> _Items listed in a dataset_

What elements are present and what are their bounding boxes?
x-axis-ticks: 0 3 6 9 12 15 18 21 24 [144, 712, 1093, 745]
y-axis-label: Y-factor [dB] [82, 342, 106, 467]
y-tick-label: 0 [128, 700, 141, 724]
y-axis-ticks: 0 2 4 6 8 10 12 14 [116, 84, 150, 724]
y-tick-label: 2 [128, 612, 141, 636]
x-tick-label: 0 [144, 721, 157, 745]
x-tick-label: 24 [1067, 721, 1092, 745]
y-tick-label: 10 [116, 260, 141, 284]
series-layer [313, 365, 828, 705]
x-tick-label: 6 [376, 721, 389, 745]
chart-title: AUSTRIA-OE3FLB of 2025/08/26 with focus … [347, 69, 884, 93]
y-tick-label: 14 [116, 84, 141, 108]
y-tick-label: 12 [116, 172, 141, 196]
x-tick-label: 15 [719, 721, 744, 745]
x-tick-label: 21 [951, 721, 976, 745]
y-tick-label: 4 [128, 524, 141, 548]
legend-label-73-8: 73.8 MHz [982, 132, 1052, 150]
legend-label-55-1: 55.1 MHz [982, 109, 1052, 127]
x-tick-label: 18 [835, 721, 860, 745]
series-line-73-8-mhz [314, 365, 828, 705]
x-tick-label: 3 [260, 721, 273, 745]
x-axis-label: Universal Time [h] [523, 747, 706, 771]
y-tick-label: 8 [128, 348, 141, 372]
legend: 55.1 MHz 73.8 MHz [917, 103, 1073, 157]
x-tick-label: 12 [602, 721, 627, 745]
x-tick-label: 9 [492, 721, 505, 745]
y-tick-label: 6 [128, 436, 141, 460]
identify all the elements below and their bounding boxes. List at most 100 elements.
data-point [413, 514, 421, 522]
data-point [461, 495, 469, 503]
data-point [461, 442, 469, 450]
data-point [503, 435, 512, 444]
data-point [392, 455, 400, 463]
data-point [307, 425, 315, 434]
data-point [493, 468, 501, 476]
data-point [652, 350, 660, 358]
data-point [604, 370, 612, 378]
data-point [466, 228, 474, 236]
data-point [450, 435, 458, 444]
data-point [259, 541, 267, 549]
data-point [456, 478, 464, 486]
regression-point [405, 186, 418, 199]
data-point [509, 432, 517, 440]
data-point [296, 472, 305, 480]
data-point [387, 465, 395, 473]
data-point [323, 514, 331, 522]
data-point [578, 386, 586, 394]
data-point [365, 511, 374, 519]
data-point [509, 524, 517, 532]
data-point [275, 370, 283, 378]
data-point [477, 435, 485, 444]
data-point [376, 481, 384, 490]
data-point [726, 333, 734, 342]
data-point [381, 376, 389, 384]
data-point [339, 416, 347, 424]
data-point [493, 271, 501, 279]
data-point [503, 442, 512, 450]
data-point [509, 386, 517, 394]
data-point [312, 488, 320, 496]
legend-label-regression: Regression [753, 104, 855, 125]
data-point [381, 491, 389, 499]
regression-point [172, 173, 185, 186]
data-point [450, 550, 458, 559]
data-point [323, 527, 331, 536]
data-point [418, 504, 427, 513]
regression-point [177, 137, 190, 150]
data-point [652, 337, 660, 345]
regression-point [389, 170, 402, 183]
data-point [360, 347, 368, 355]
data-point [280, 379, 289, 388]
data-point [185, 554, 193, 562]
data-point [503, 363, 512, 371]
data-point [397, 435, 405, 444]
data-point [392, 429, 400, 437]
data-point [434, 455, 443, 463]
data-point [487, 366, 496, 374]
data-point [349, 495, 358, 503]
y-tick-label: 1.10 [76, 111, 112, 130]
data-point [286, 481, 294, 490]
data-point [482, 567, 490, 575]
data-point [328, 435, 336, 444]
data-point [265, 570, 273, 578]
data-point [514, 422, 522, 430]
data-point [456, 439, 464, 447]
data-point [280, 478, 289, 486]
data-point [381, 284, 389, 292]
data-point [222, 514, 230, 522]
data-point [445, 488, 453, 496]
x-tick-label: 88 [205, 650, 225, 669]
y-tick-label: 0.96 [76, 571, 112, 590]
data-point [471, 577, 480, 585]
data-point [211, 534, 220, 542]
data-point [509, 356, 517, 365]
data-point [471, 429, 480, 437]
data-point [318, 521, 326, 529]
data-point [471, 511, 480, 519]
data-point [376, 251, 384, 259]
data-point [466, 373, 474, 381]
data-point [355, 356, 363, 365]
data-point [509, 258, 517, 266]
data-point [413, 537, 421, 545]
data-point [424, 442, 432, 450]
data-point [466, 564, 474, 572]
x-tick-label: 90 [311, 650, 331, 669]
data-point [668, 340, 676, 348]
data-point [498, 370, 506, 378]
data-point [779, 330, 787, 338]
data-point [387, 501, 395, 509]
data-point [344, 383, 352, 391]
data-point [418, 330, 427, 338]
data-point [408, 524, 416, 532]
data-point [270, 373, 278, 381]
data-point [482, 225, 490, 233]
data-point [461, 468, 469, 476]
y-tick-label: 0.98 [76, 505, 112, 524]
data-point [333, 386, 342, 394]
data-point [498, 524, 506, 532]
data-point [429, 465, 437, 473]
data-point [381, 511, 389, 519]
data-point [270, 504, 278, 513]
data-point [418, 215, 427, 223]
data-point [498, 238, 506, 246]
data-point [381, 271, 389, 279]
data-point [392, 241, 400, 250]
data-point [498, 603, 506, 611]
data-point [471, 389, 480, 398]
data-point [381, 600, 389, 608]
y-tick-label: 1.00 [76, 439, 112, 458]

> _Written request_
Rename "y-tick-label" to "vertical-tick-label" in the part of the data that begins at the first line and ends with the line containing "y-tick-label: 4 [128, 524, 141, 548]", keeping everything else unchanged.

> _Task solution_
What elements are present and what are their bounding boxes?
x-axis-ticks: 0 3 6 9 12 15 18 21 24 [144, 712, 1093, 745]
y-axis-label: Y-factor [dB] [82, 342, 106, 467]
vertical-tick-label: 0 [128, 700, 141, 724]
y-axis-ticks: 0 2 4 6 8 10 12 14 [116, 84, 150, 724]
vertical-tick-label: 2 [128, 612, 141, 636]
x-tick-label: 0 [144, 721, 157, 745]
x-tick-label: 24 [1067, 721, 1092, 745]
vertical-tick-label: 10 [116, 260, 141, 284]
series-layer [313, 365, 828, 705]
x-tick-label: 6 [376, 721, 389, 745]
chart-title: AUSTRIA-OE3FLB of 2025/08/26 with focus … [347, 69, 884, 93]
vertical-tick-label: 14 [116, 84, 141, 108]
vertical-tick-label: 12 [116, 172, 141, 196]
x-tick-label: 15 [719, 721, 744, 745]
x-tick-label: 21 [951, 721, 976, 745]
vertical-tick-label: 4 [128, 524, 141, 548]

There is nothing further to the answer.